→ Task requirements: Quote all of the data below exactly, please.

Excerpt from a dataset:

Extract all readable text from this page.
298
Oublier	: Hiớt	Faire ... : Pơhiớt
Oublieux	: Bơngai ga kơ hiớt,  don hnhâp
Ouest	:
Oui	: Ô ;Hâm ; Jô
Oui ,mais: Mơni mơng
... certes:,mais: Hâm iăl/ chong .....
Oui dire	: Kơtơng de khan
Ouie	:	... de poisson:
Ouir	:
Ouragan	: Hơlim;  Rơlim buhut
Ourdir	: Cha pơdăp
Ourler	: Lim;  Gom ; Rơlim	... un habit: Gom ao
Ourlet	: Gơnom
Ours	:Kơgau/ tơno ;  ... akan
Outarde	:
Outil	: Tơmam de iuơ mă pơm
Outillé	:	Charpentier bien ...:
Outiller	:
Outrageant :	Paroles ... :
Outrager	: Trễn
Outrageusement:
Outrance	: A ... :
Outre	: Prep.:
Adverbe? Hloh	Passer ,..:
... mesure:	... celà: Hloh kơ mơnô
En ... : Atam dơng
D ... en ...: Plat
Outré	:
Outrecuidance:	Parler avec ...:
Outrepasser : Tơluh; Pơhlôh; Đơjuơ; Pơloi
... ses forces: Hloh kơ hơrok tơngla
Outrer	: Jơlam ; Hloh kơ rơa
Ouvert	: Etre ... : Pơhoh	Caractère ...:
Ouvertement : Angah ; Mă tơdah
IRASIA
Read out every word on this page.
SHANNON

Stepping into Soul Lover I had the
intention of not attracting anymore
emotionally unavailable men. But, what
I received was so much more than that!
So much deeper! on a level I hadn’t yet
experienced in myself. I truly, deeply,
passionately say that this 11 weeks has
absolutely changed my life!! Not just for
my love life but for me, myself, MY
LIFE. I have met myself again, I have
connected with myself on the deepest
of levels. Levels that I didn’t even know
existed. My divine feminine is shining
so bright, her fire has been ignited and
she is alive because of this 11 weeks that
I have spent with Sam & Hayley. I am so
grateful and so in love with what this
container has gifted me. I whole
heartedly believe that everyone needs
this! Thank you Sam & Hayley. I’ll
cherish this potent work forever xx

→ Output below:
Extract all readable text from this page.
298
Oublier	: Hiớt	Faire ... : Pơhiớt
Oublieux	: Bơngai ga kơ hiớt,  don hnhâp
Ouest	:
Oui	: Ô ;Hâm ; Jô
Oui ,mais: Mơni mơng
... certes:,mais: Hâm iăl/ chong .....
Oui dire	: Kơtơng de khan
Ouie	:	... de poisson:
Ouir	:
Ouragan	: Hơlim;  Rơlim buhut
Ourdir	: Cha pơdăp
Ourler	: Lim;  Gom ; Rơlim	... un habit: Gom ao
Ourlet	: Gơnom
Ours	:Kơgau/ tơno ;  ... akan
Outarde	:
Outil	: Tơmam de iuơ mă pơm
Outillé	:	Charpentier bien ...:
Outiller	:
Outrageant :	Paroles ... :
Outrager	: Trễn
Outrageusement:
Outrance	: A ... :
Outre	: Prep.:
Adverbe? Hloh	Passer ,..:
... mesure:	... celà: Hloh kơ mơnô
En ... : Atam dơng
D ... en ...: Plat
Outré	:
Outrecuidance:	Parler avec ...:
Outrepasser : Tơluh; Pơhlôh; Đơjuơ; Pơloi
... ses forces: Hloh kơ hơrok tơngla
Outrer	: Jơlam ; Hloh kơ rơa
Ouvert	: Etre ... : Pơhoh	Caractère ...:
Ouvertement : Angah ; Mă tơdah
IRASIA
Read out every word on this page.
SHANNON

Stepping into Soul Lover I had the
intention of not attracting anymore
emotionally unavailable men. But, what
I received was so much more than that!
So much deeper! on a level I hadn’t yet
experienced in myself. I truly, deeply,
passionately say that this 11 weeks has
absolutely changed my life!! Not just for
my love life but for me, myself, MY
LIFE. I have met myself again, I have
connected with myself on the deepest
of levels. Levels that I didn’t even know
existed. My divine feminine is shining
so bright, her fire has been ignited and
she is alive because of this 11 weeks that
I have spent with Sam & Hayley. I am so
grateful and so in love with what this
container has gifted me. I whole
heartedly believe that everyone needs
this! Thank you Sam & Hayley. I’ll
cherish this potent work forever xx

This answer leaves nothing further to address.